> [Written request]:
Each entry below should be returned exactly as is, with the pictures removed.

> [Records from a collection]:
== == ==

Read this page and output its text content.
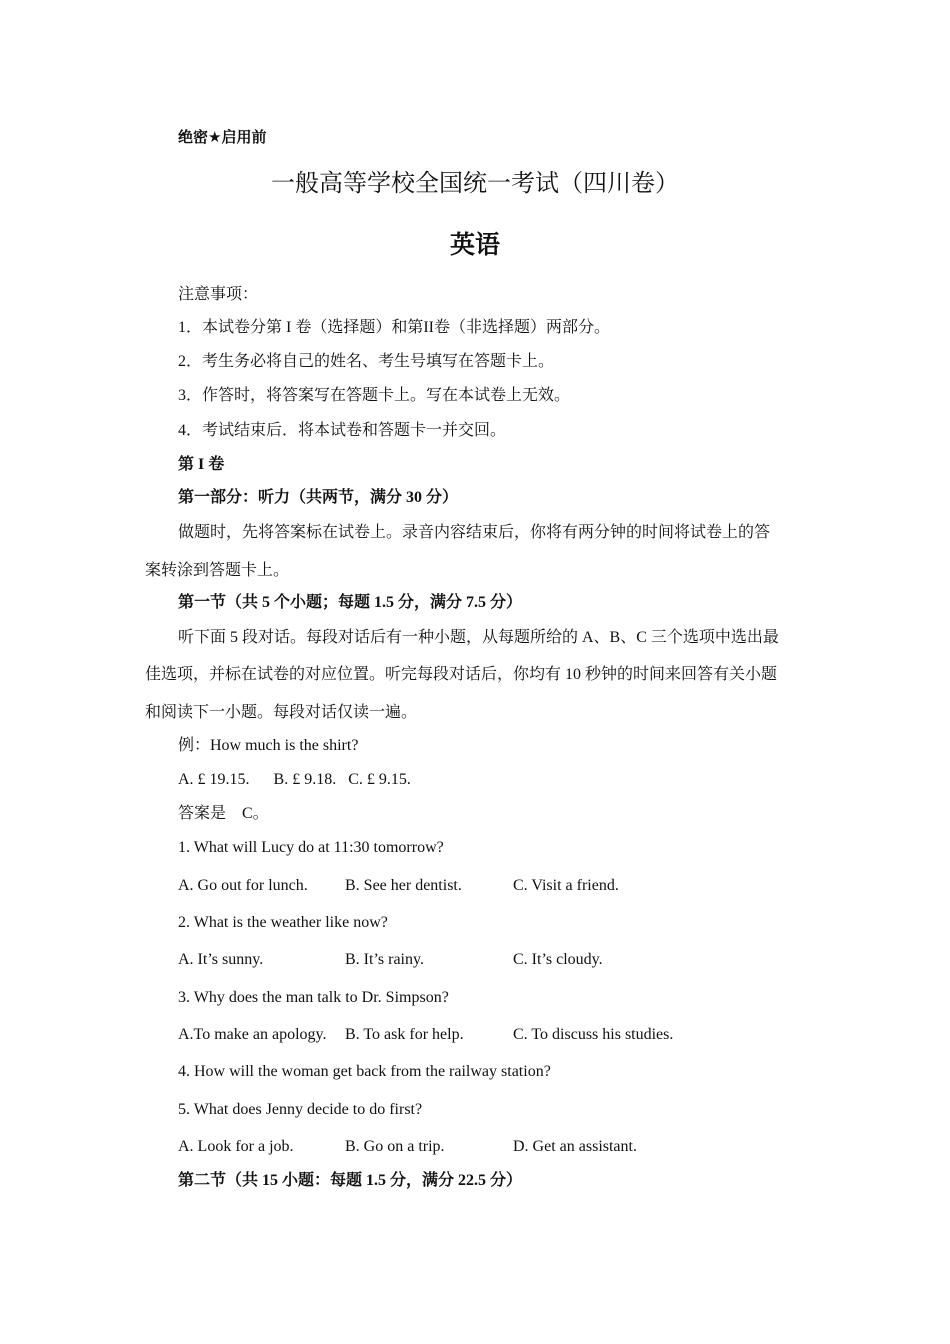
绝密★启用前
一般高等学校全国统一考试（四川卷）
英语
注意事项：
1．本试卷分第 I 卷（选择题）和第II卷（非选择题）两部分。
2．考生务必将自己的姓名、考生号填写在答题卡上。
3．作答时，将答案写在答题卡上。写在本试卷上无效。
4．考试结束后．将本试卷和答题卡一并交回。
第 I 卷
第一部分：听力（共两节，满分 30 分）
做题时，先将答案标在试卷上。录音内容结束后，你将有两分钟的时间将试卷上的答
案转涂到答题卡上。
第一节（共 5 个小题；每题 1.5 分，满分 7.5 分）
听下面 5 段对话。每段对话后有一种小题，从每题所给的 A、B、C 三个选项中选出最
佳选项，并标在试卷的对应位置。听完每段对话后，你均有 10 秒钟的时间来回答有关小题
和阅读下一小题。每段对话仅读一遍。
例：How much is the shirt?
A. £ 19.15.      B. £ 9.18.   C. £ 9.15.
答案是    C。
1. What will Lucy do at 11:30 tomorrow?
A. Go out for lunch. B. See her dentist.	C. Visit a friend.
2. What is the weather like now?
A. It’s sunny.	B. It’s rainy.	C. It’s cloudy.
3. Why does the man talk to Dr. Simpson?
A.To make an apology. B. To ask for help.	C. To discuss his studies.
4. How will the woman get back from the railway station?
5. What does Jenny decide to do first?
A. Look for a job.	B. Go on a trip.	D. Get an assistant.
第二节（共 15 小题：每题 1.5 分，满分 22.5 分）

== == ==

> [Right answer]:
Read this page and output its text content.
绝密★启用前
一般高等学校全国统一考试（四川卷）
英语
注意事项：
1．本试卷分第 I 卷（选择题）和第II卷（非选择题）两部分。
2．考生务必将自己的姓名、考生号填写在答题卡上。
3．作答时，将答案写在答题卡上。写在本试卷上无效。
4．考试结束后．将本试卷和答题卡一并交回。
第 I 卷
第一部分：听力（共两节，满分 30 分）
做题时，先将答案标在试卷上。录音内容结束后，你将有两分钟的时间将试卷上的答
案转涂到答题卡上。
第一节（共 5 个小题；每题 1.5 分，满分 7.5 分）
听下面 5 段对话。每段对话后有一种小题，从每题所给的 A、B、C 三个选项中选出最
佳选项，并标在试卷的对应位置。听完每段对话后，你均有 10 秒钟的时间来回答有关小题
和阅读下一小题。每段对话仅读一遍。
例：How much is the shirt?
A. £ 19.15.      B. £ 9.18.   C. £ 9.15.
答案是    C。
1. What will Lucy do at 11:30 tomorrow?
A. Go out for lunch. B. See her dentist.	C. Visit a friend.
2. What is the weather like now?
A. It’s sunny.	B. It’s rainy.	C. It’s cloudy.
3. Why does the man talk to Dr. Simpson?
A.To make an apology. B. To ask for help.	C. To discuss his studies.
4. How will the woman get back from the railway station?
5. What does Jenny decide to do first?
A. Look for a job.	B. Go on a trip.	D. Get an assistant.
第二节（共 15 小题：每题 1.5 分，满分 22.5 分）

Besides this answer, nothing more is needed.